Problem: How many lines of these records hold the string "body"? Reply with the number alone.

Material for the task:
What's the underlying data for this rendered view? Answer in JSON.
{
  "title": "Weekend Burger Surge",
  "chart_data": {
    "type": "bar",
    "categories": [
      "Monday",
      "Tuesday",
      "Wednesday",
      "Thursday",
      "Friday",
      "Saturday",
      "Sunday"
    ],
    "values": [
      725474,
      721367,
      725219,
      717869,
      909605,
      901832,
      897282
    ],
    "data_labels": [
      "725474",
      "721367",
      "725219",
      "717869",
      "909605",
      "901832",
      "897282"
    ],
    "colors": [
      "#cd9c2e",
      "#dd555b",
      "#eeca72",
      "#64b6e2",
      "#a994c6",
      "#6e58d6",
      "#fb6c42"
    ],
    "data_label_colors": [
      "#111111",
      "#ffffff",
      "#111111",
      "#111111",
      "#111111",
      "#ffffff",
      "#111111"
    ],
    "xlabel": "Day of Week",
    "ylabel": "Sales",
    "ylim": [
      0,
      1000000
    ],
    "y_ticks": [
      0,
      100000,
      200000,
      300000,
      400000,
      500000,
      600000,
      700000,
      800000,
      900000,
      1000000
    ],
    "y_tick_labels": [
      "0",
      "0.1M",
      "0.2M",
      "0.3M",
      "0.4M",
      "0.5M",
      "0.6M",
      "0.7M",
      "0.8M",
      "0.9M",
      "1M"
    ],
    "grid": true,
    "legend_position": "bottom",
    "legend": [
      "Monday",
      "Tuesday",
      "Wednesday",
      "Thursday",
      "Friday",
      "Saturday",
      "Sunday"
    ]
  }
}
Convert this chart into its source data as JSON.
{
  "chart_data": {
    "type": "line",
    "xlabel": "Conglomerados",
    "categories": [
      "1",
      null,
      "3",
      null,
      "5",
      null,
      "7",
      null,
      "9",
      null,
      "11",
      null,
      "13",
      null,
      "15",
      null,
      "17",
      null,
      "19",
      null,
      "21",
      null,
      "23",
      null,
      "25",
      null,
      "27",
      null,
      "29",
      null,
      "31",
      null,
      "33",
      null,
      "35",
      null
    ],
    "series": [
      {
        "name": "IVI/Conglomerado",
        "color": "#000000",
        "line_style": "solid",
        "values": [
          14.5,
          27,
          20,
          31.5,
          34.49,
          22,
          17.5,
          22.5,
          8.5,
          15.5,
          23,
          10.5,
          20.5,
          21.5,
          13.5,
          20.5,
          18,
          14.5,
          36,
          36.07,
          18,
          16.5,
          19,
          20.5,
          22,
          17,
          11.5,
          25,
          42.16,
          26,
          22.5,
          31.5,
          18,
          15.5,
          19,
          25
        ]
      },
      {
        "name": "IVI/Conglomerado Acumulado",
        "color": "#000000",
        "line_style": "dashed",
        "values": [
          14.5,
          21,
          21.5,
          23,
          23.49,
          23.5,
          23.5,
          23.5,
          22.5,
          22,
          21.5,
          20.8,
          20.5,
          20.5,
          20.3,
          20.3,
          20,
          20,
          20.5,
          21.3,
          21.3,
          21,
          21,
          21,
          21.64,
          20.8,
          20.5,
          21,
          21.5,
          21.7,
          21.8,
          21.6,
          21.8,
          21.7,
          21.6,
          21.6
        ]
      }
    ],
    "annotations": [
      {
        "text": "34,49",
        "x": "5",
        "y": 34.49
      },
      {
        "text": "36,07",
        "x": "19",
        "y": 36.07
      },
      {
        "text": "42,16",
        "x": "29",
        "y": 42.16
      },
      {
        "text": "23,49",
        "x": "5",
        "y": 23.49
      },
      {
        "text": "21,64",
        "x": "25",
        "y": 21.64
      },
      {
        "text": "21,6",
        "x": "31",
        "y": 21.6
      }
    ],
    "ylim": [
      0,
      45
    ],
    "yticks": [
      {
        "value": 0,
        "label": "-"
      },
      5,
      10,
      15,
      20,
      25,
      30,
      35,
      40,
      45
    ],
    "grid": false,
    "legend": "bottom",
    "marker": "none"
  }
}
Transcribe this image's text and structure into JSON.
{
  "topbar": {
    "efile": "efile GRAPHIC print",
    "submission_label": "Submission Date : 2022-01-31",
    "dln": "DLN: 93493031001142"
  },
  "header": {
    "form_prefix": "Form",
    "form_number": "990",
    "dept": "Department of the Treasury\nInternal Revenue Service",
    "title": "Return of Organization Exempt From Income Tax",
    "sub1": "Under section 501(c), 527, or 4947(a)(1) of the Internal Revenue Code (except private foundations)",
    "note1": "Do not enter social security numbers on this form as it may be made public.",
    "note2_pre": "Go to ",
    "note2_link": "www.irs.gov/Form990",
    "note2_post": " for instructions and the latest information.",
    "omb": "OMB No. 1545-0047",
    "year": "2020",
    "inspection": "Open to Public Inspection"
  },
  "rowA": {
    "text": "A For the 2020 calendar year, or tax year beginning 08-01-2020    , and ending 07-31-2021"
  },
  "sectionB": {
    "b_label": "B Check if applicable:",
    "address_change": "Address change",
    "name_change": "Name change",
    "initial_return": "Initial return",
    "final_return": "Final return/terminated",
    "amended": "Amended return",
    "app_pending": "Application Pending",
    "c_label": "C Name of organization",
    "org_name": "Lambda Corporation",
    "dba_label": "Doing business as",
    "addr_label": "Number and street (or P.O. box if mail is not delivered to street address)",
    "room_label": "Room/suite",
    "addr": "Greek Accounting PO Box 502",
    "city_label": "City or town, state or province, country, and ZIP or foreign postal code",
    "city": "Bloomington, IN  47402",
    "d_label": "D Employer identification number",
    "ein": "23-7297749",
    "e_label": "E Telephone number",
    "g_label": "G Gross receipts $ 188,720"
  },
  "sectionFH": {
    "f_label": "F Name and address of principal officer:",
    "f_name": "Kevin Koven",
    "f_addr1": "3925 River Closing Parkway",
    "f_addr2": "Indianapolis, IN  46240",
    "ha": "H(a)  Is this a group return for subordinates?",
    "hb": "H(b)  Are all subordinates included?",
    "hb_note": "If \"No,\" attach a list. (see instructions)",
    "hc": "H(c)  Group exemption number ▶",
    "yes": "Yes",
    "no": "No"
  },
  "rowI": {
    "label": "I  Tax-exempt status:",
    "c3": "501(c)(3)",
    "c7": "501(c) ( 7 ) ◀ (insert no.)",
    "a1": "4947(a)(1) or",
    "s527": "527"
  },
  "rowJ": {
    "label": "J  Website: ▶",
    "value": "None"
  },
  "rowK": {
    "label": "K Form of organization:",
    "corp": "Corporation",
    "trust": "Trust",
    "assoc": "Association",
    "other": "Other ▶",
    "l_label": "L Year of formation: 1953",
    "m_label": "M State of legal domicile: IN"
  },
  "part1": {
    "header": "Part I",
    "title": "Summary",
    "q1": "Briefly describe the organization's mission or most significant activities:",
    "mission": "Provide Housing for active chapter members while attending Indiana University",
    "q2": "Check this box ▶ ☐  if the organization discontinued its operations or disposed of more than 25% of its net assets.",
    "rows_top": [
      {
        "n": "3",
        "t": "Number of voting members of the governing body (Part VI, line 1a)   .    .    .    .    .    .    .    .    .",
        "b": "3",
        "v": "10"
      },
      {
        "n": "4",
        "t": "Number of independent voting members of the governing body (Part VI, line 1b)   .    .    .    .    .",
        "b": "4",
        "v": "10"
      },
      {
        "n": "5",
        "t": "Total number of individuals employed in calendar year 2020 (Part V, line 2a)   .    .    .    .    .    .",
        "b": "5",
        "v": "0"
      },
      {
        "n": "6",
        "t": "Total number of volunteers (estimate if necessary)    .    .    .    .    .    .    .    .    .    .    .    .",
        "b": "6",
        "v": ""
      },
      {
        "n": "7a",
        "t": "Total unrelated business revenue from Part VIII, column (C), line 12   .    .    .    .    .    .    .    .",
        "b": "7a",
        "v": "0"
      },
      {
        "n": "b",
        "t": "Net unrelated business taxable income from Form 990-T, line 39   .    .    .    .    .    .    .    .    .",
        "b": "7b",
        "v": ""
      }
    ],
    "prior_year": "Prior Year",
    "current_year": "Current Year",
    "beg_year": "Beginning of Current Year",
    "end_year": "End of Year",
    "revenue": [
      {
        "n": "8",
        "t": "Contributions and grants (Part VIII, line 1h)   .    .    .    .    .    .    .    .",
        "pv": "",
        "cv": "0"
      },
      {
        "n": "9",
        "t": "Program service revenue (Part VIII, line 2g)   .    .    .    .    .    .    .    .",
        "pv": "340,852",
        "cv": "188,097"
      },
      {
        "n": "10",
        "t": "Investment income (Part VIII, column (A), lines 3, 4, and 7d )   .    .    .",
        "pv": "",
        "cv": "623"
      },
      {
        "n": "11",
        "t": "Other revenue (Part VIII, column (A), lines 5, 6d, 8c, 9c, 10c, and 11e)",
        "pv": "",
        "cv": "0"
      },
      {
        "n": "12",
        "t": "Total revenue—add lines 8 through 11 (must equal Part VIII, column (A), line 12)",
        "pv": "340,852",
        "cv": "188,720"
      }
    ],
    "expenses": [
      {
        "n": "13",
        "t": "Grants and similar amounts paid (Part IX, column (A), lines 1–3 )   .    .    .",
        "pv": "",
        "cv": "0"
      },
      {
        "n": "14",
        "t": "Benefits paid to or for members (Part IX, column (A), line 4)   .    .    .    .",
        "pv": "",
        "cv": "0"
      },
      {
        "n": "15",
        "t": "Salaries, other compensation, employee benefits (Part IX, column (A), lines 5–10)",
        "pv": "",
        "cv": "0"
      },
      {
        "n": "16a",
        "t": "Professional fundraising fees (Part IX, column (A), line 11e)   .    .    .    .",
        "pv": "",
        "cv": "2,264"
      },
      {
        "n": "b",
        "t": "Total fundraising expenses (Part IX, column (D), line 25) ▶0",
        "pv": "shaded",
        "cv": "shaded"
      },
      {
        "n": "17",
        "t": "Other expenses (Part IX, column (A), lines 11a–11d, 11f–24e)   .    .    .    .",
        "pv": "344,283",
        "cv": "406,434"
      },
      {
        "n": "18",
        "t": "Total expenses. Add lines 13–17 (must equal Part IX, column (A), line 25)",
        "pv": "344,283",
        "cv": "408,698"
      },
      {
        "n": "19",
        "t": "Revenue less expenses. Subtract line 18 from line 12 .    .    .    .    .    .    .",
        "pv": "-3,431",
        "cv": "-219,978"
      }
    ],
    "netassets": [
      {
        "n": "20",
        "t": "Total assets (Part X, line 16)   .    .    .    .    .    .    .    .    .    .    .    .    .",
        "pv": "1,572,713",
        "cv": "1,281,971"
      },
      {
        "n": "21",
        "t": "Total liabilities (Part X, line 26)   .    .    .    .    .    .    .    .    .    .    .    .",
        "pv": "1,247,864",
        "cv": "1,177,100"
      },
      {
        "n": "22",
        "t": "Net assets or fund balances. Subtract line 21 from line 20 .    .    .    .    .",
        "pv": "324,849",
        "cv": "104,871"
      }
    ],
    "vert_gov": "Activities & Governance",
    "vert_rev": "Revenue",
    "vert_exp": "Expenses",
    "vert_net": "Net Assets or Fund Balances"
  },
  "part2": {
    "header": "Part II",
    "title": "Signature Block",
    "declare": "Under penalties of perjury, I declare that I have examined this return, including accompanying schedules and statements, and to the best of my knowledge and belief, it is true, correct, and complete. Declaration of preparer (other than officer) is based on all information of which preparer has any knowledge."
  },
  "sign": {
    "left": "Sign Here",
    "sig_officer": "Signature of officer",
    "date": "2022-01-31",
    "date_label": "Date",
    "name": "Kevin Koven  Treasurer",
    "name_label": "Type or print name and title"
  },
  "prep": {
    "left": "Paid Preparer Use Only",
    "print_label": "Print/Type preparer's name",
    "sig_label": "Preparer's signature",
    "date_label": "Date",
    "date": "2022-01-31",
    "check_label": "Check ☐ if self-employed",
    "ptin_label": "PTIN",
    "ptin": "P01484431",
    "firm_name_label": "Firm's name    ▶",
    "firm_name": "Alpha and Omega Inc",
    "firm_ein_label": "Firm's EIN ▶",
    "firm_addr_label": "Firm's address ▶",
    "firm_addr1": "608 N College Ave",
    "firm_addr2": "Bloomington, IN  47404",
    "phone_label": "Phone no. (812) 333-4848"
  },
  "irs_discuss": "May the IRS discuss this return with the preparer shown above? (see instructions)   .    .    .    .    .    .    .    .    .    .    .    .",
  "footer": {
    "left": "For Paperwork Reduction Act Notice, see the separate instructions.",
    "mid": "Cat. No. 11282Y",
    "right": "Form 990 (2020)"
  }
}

Written solution: 2